» **The request**: Whenever a line contains the string "label", copy it out of the entries.

» **Records for the exercise**:

start

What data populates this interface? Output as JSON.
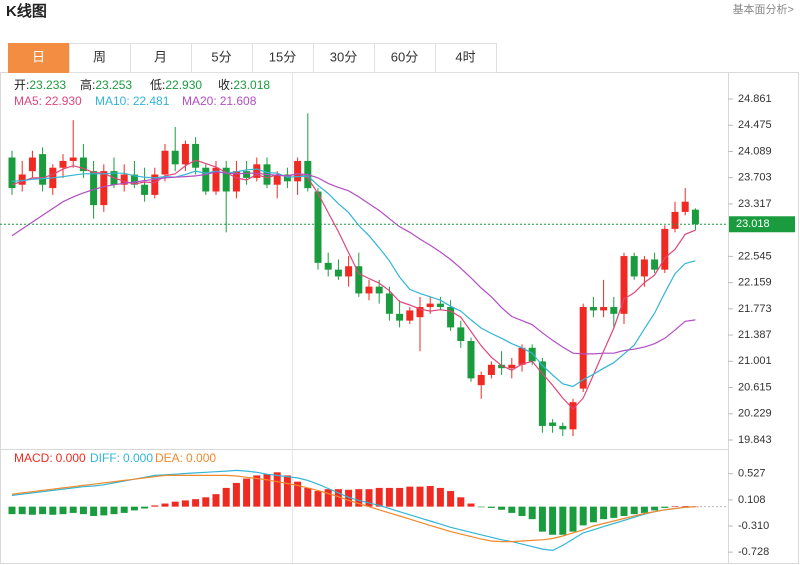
{
  "header": {
    "title": "K线图",
    "link": "基本面分析>"
  },
  "tabs": [
    "日",
    "周",
    "月",
    "5分",
    "15分",
    "30分",
    "60分",
    "4时"
  ],
  "active_tab": 0,
  "chart_data": [
    {
      "type": "candlestick",
      "ohlc": [
        {
          "label": "开:",
          "value": "23.233",
          "color": "#1a9c3e"
        },
        {
          "label": "高:",
          "value": "23.253",
          "color": "#1a9c3e"
        },
        {
          "label": "低:",
          "value": "22.930",
          "color": "#1a9c3e"
        },
        {
          "label": "收:",
          "value": "23.018",
          "color": "#1a9c3e"
        }
      ],
      "up_color": "#ee2a22",
      "down_color": "#1a9c3e",
      "candles": [
        [
          24.0,
          24.1,
          23.45,
          23.55
        ],
        [
          23.6,
          23.95,
          23.5,
          23.75
        ],
        [
          23.8,
          24.1,
          23.7,
          24.0
        ],
        [
          24.05,
          24.15,
          23.5,
          23.6
        ],
        [
          23.55,
          23.9,
          23.45,
          23.85
        ],
        [
          23.85,
          24.05,
          23.7,
          23.95
        ],
        [
          23.95,
          24.55,
          23.85,
          24.0
        ],
        [
          24.0,
          24.2,
          23.7,
          23.8
        ],
        [
          23.8,
          23.95,
          23.1,
          23.3
        ],
        [
          23.3,
          23.9,
          23.2,
          23.8
        ],
        [
          23.8,
          24.0,
          23.55,
          23.6
        ],
        [
          23.6,
          23.9,
          23.5,
          23.75
        ],
        [
          23.75,
          23.95,
          23.55,
          23.6
        ],
        [
          23.6,
          23.85,
          23.35,
          23.45
        ],
        [
          23.45,
          23.85,
          23.4,
          23.75
        ],
        [
          23.75,
          24.2,
          23.65,
          24.1
        ],
        [
          24.1,
          24.45,
          23.8,
          23.9
        ],
        [
          23.9,
          24.25,
          23.8,
          24.2
        ],
        [
          24.2,
          24.3,
          23.75,
          23.85
        ],
        [
          23.85,
          23.9,
          23.45,
          23.5
        ],
        [
          23.5,
          23.95,
          23.45,
          23.85
        ],
        [
          23.85,
          23.95,
          22.9,
          23.5
        ],
        [
          23.5,
          23.95,
          23.4,
          23.8
        ],
        [
          23.8,
          23.95,
          23.6,
          23.7
        ],
        [
          23.7,
          24.0,
          23.65,
          23.9
        ],
        [
          23.9,
          24.0,
          23.55,
          23.6
        ],
        [
          23.6,
          23.8,
          23.4,
          23.75
        ],
        [
          23.75,
          23.85,
          23.55,
          23.65
        ],
        [
          23.65,
          24.0,
          23.45,
          23.95
        ],
        [
          23.95,
          24.65,
          23.5,
          23.55
        ],
        [
          23.5,
          23.55,
          22.35,
          22.45
        ],
        [
          22.45,
          22.6,
          22.25,
          22.35
        ],
        [
          22.35,
          22.5,
          22.2,
          22.25
        ],
        [
          22.25,
          22.55,
          22.1,
          22.4
        ],
        [
          22.4,
          22.6,
          21.95,
          22.0
        ],
        [
          22.0,
          22.2,
          21.9,
          22.1
        ],
        [
          22.1,
          22.2,
          21.85,
          22.0
        ],
        [
          22.0,
          22.1,
          21.6,
          21.7
        ],
        [
          21.7,
          21.9,
          21.5,
          21.6
        ],
        [
          21.6,
          21.8,
          21.55,
          21.75
        ],
        [
          21.65,
          21.95,
          21.15,
          21.8
        ],
        [
          21.8,
          21.95,
          21.7,
          21.85
        ],
        [
          21.85,
          21.95,
          21.75,
          21.8
        ],
        [
          21.8,
          21.9,
          21.45,
          21.5
        ],
        [
          21.5,
          21.6,
          21.2,
          21.3
        ],
        [
          21.3,
          21.35,
          20.7,
          20.75
        ],
        [
          20.65,
          20.85,
          20.45,
          20.8
        ],
        [
          20.8,
          21.0,
          20.75,
          20.95
        ],
        [
          20.95,
          21.15,
          20.8,
          20.9
        ],
        [
          20.9,
          21.05,
          20.75,
          20.95
        ],
        [
          20.95,
          21.25,
          20.85,
          21.2
        ],
        [
          21.2,
          21.25,
          20.95,
          21.0
        ],
        [
          21.0,
          21.05,
          19.95,
          20.05
        ],
        [
          20.1,
          20.15,
          19.95,
          20.05
        ],
        [
          20.05,
          20.1,
          19.9,
          20.0
        ],
        [
          20.0,
          20.45,
          19.9,
          20.4
        ],
        [
          20.6,
          21.85,
          20.55,
          21.8
        ],
        [
          21.8,
          21.95,
          21.65,
          21.75
        ],
        [
          21.75,
          22.2,
          21.65,
          21.8
        ],
        [
          21.8,
          21.95,
          21.5,
          21.7
        ],
        [
          21.7,
          22.6,
          21.55,
          22.55
        ],
        [
          22.55,
          22.6,
          22.2,
          22.25
        ],
        [
          22.25,
          22.55,
          22.1,
          22.5
        ],
        [
          22.5,
          22.6,
          22.3,
          22.35
        ],
        [
          22.35,
          23.0,
          22.3,
          22.95
        ],
        [
          22.95,
          23.35,
          22.9,
          23.2
        ],
        [
          23.2,
          23.55,
          23.15,
          23.35
        ],
        [
          23.233,
          23.253,
          22.93,
          23.018
        ]
      ],
      "series": [
        {
          "name": "MA5:",
          "current": "22.930",
          "color": "#e0457b",
          "values": [
            23.6,
            23.65,
            23.7,
            23.7,
            23.75,
            23.83,
            23.88,
            23.84,
            23.78,
            23.77,
            23.7,
            23.65,
            23.61,
            23.64,
            23.63,
            23.73,
            23.76,
            23.88,
            23.96,
            23.91,
            23.86,
            23.78,
            23.7,
            23.67,
            23.75,
            23.7,
            23.75,
            23.72,
            23.77,
            23.7,
            23.47,
            23.19,
            22.91,
            22.6,
            22.29,
            22.22,
            22.15,
            22.04,
            21.88,
            21.83,
            21.77,
            21.74,
            21.76,
            21.74,
            21.65,
            21.44,
            21.23,
            21.06,
            20.94,
            20.87,
            20.96,
            21.0,
            20.82,
            20.65,
            20.46,
            20.3,
            20.46,
            20.8,
            21.15,
            21.49,
            21.92,
            22.01,
            22.16,
            22.27,
            22.52,
            22.65,
            22.87,
            22.93
          ]
        },
        {
          "name": "MA10:",
          "current": "22.481",
          "color": "#33b5d6",
          "values": [
            23.65,
            23.66,
            23.68,
            23.69,
            23.7,
            23.72,
            23.74,
            23.76,
            23.76,
            23.76,
            23.77,
            23.77,
            23.73,
            23.71,
            23.7,
            23.72,
            23.71,
            23.75,
            23.8,
            23.77,
            23.8,
            23.77,
            23.79,
            23.82,
            23.83,
            23.78,
            23.77,
            23.71,
            23.72,
            23.73,
            23.59,
            23.47,
            23.32,
            23.19,
            23.0,
            22.85,
            22.67,
            22.48,
            22.24,
            22.06,
            22.0,
            21.95,
            21.9,
            21.81,
            21.74,
            21.61,
            21.49,
            21.41,
            21.34,
            21.26,
            21.2,
            21.12,
            20.94,
            20.8,
            20.67,
            20.63,
            20.73,
            20.81,
            20.9,
            20.98,
            21.11,
            21.24,
            21.48,
            21.71,
            22.01,
            22.29,
            22.44,
            22.48
          ]
        },
        {
          "name": "MA20:",
          "current": "21.608",
          "color": "#b24fc4",
          "values": [
            22.85,
            22.95,
            23.05,
            23.15,
            23.25,
            23.35,
            23.42,
            23.48,
            23.53,
            23.57,
            23.6,
            23.62,
            23.64,
            23.66,
            23.68,
            23.7,
            23.71,
            23.72,
            23.73,
            23.75,
            23.79,
            23.77,
            23.76,
            23.77,
            23.77,
            23.75,
            23.74,
            23.73,
            23.76,
            23.75,
            23.7,
            23.62,
            23.56,
            23.51,
            23.42,
            23.32,
            23.22,
            23.1,
            22.98,
            22.9,
            22.8,
            22.71,
            22.61,
            22.5,
            22.37,
            22.23,
            22.08,
            21.95,
            21.79,
            21.66,
            21.6,
            21.54,
            21.42,
            21.31,
            21.21,
            21.12,
            21.11,
            21.11,
            21.12,
            21.12,
            21.16,
            21.18,
            21.21,
            21.26,
            21.34,
            21.46,
            21.59,
            21.61
          ]
        }
      ],
      "last_price": 23.018,
      "last_color": "#1a9c3e",
      "ylim": [
        19.74,
        25.244
      ],
      "yticks": [
        24.861,
        24.475,
        24.089,
        23.703,
        23.317,
        22.545,
        22.159,
        21.773,
        21.387,
        21.001,
        20.615,
        20.229,
        19.843
      ]
    },
    {
      "type": "macd",
      "series": [
        {
          "name": "MACD:",
          "current": "0.000",
          "color": "#ee2a22",
          "up_color": "#ee2a22",
          "down_color": "#1a9c3e",
          "values": [
            -0.12,
            -0.12,
            -0.13,
            -0.12,
            -0.13,
            -0.12,
            -0.1,
            -0.12,
            -0.15,
            -0.14,
            -0.12,
            -0.1,
            -0.06,
            -0.03,
            0.02,
            0.05,
            0.08,
            0.1,
            0.12,
            0.15,
            0.2,
            0.3,
            0.38,
            0.45,
            0.5,
            0.52,
            0.55,
            0.5,
            0.4,
            0.3,
            0.25,
            0.28,
            0.28,
            0.27,
            0.28,
            0.28,
            0.3,
            0.3,
            0.3,
            0.32,
            0.32,
            0.33,
            0.3,
            0.25,
            0.15,
            0.05,
            -0.01,
            -0.02,
            -0.05,
            -0.1,
            -0.15,
            -0.2,
            -0.4,
            -0.45,
            -0.45,
            -0.4,
            -0.3,
            -0.25,
            -0.2,
            -0.18,
            -0.15,
            -0.12,
            -0.1,
            -0.06,
            -0.02,
            0.01,
            0.01,
            0.0
          ]
        },
        {
          "name": "DIFF:",
          "current": "0.000",
          "color": "#33b5d6",
          "values": [
            0.18,
            0.2,
            0.22,
            0.24,
            0.26,
            0.28,
            0.3,
            0.32,
            0.33,
            0.35,
            0.38,
            0.41,
            0.44,
            0.47,
            0.5,
            0.51,
            0.52,
            0.53,
            0.54,
            0.55,
            0.56,
            0.57,
            0.58,
            0.57,
            0.55,
            0.52,
            0.5,
            0.48,
            0.46,
            0.42,
            0.36,
            0.29,
            0.22,
            0.15,
            0.1,
            0.06,
            0.02,
            -0.03,
            -0.08,
            -0.13,
            -0.18,
            -0.23,
            -0.28,
            -0.33,
            -0.37,
            -0.41,
            -0.45,
            -0.49,
            -0.53,
            -0.56,
            -0.6,
            -0.64,
            -0.68,
            -0.7,
            -0.62,
            -0.52,
            -0.42,
            -0.37,
            -0.32,
            -0.27,
            -0.22,
            -0.17,
            -0.12,
            -0.08,
            -0.05,
            -0.03,
            -0.01,
            0.0
          ]
        },
        {
          "name": "DEA:",
          "current": "0.000",
          "color": "#f0892d",
          "values": [
            0.2,
            0.22,
            0.24,
            0.26,
            0.28,
            0.3,
            0.32,
            0.34,
            0.36,
            0.38,
            0.4,
            0.42,
            0.44,
            0.46,
            0.48,
            0.5,
            0.5,
            0.5,
            0.5,
            0.5,
            0.5,
            0.5,
            0.49,
            0.47,
            0.45,
            0.43,
            0.4,
            0.37,
            0.34,
            0.3,
            0.26,
            0.21,
            0.16,
            0.1,
            0.05,
            0.0,
            -0.05,
            -0.1,
            -0.15,
            -0.2,
            -0.25,
            -0.3,
            -0.35,
            -0.4,
            -0.44,
            -0.48,
            -0.52,
            -0.55,
            -0.56,
            -0.56,
            -0.55,
            -0.54,
            -0.53,
            -0.51,
            -0.47,
            -0.42,
            -0.37,
            -0.31,
            -0.27,
            -0.23,
            -0.19,
            -0.15,
            -0.11,
            -0.08,
            -0.05,
            -0.03,
            -0.01,
            0.0
          ]
        }
      ],
      "ylim": [
        -0.902,
        0.891
      ],
      "yticks": [
        0.527,
        0.108,
        {
          "value": -0.31,
          "label": "-0.310"
        },
        -0.728
      ]
    }
  ]
}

end

» **Reply**:
          "label": "开:",
          "label": "高:",
          "label": "低:",
          "label": "收:",
          "label": "-0.310"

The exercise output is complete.